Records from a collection
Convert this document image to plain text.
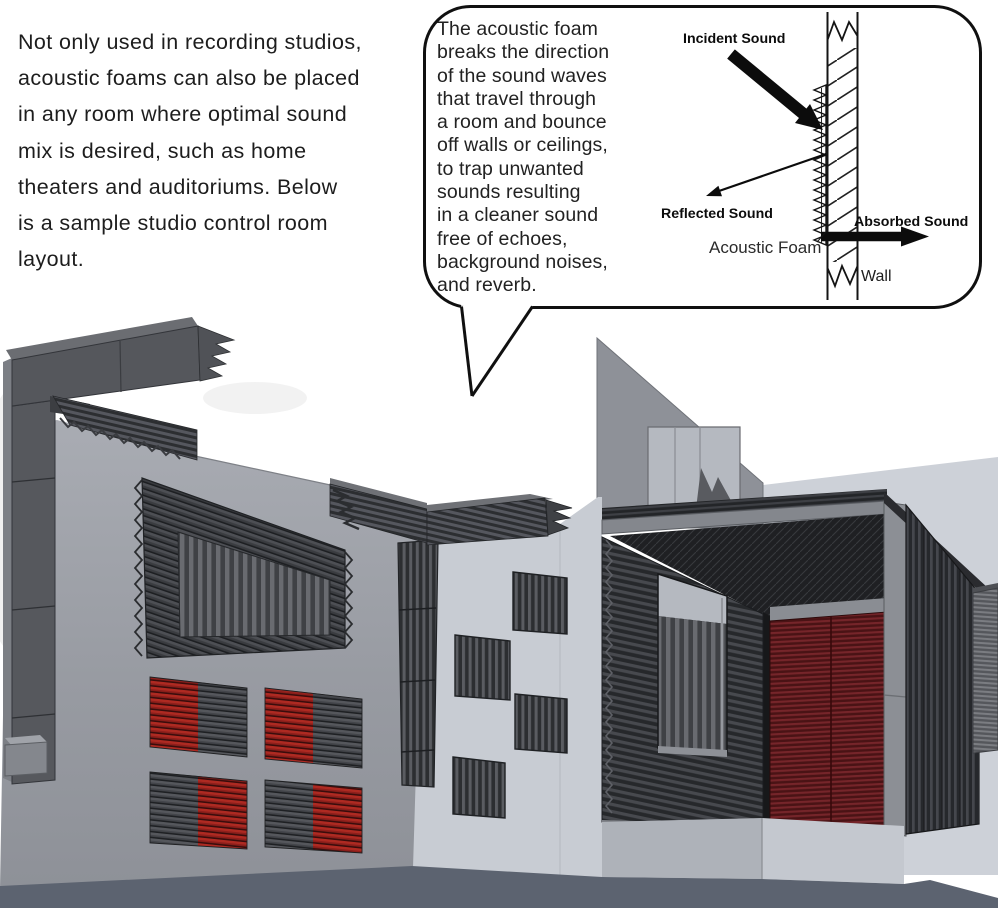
Incident Sound
Reflected Sound	Absorbed Sound
Acoustic Foam
Wall
Not only used in recording studios,
acoustic foams can also be placed
in any room where optimal sound
mix is desired, such as home
theaters and auditoriums. Below
is a sample studio control room
layout.
The acoustic foam
breaks the direction
of the sound waves
that travel through
a room and bounce
off walls or ceilings,
to trap unwanted
sounds resulting
in a cleaner sound
free of echoes,
background noises,
and reverb.
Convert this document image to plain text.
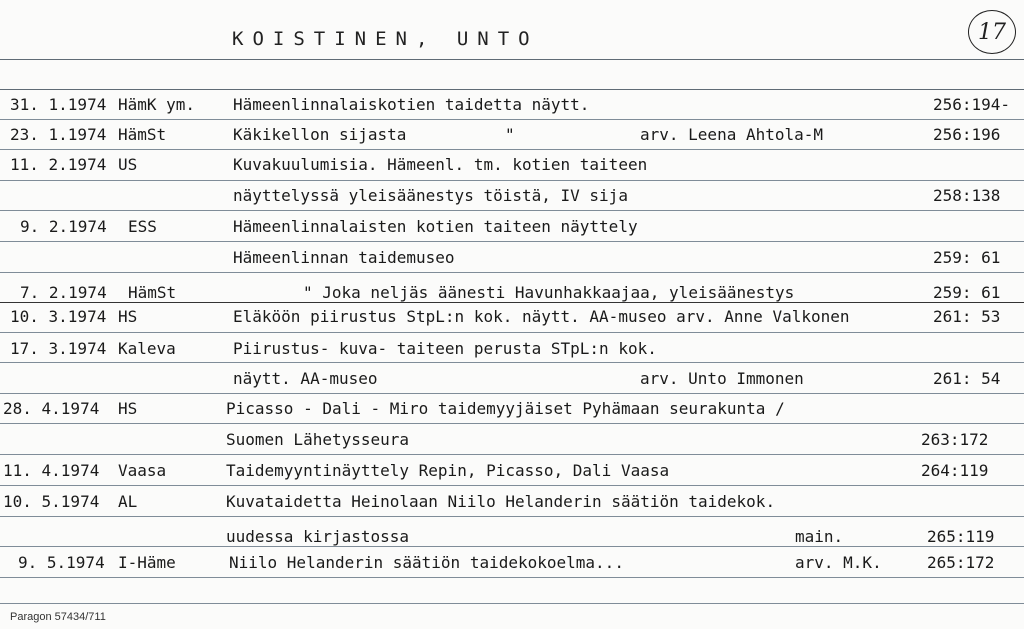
KOISTINEN, UNTO	17
31. 1.1974 HämK ym. Hämeenlinnalaiskotien taidetta näytt.	256:194-
23. 1.1974 HämSt	Käkikellon sijasta	"	arv. Leena Ahtola-M	256:196
11. 2.1974 US	Kuvakuulumisia. Hämeenl. tm. kotien taiteen
näyttelyssä yleisäänestys töistä, IV sija	258:138
9. 2.1974 ESS	Hämeenlinnalaisten kotien taiteen näyttely
Hämeenlinnan taidemuseo	259: 61
7. 2.1974 HämSt	" Joka neljäs äänesti Havunhakkaajaa, yleisäänestys	259: 61
10. 3.1974 HS	Eläköön piirustus StpL:n kok. näytt. AA-museo arv. Anne Valkonen	261: 53
17. 3.1974 Kaleva	Piirustus- kuva- taiteen perusta STpL:n kok.
näytt. AA-museo	arv. Unto Immonen	261: 54
28. 4.1974 HS	Picasso - Dali - Miro taidemyyjäiset Pyhämaan seurakunta /
Suomen Lähetysseura	263:172
11. 4.1974 Vaasa	Taidemyyntinäyttely Repin, Picasso, Dali Vaasa	264:119
10. 5.1974 AL	Kuvataidetta Heinolaan Niilo Helanderin säätiön taidekok.
uudessa kirjastossa	main.	265:119
9. 5.1974 I-Häme	Niilo Helanderin säätiön taidekokoelma...	arv. M.K.	265:172
Paragon 57434/711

#### Short task:
Quote each line of the listing exactly, but leave the pictures out.

#### Expected answer:
Convert this document image to plain text.
Incident Sound
Reflected Sound	Absorbed Sound
Acoustic Foam
Wall
Not only used in recording studios,
acoustic foams can also be placed
in any room where optimal sound
mix is desired, such as home
theaters and auditoriums. Below
is a sample studio control room
layout.
The acoustic foam
breaks the direction
of the sound waves
that travel through
a room and bounce
off walls or ceilings,
to trap unwanted
sounds resulting
in a cleaner sound
free of echoes,
background noises,
and reverb.
Convert this document image to plain text.
KOISTINEN, UNTO	17
31. 1.1974 HämK ym. Hämeenlinnalaiskotien taidetta näytt.	256:194-
23. 1.1974 HämSt	Käkikellon sijasta	"	arv. Leena Ahtola-M	256:196
11. 2.1974 US	Kuvakuulumisia. Hämeenl. tm. kotien taiteen
näyttelyssä yleisäänestys töistä, IV sija	258:138
9. 2.1974 ESS	Hämeenlinnalaisten kotien taiteen näyttely
Hämeenlinnan taidemuseo	259: 61
7. 2.1974 HämSt	" Joka neljäs äänesti Havunhakkaajaa, yleisäänestys	259: 61
10. 3.1974 HS	Eläköön piirustus StpL:n kok. näytt. AA-museo arv. Anne Valkonen	261: 53
17. 3.1974 Kaleva	Piirustus- kuva- taiteen perusta STpL:n kok.
näytt. AA-museo	arv. Unto Immonen	261: 54
28. 4.1974 HS	Picasso - Dali - Miro taidemyyjäiset Pyhämaan seurakunta /
Suomen Lähetysseura	263:172
11. 4.1974 Vaasa	Taidemyyntinäyttely Repin, Picasso, Dali Vaasa	264:119
10. 5.1974 AL	Kuvataidetta Heinolaan Niilo Helanderin säätiön taidekok.
uudessa kirjastossa	main.	265:119
9. 5.1974 I-Häme	Niilo Helanderin säätiön taidekokoelma...	arv. M.K.	265:172
Paragon 57434/711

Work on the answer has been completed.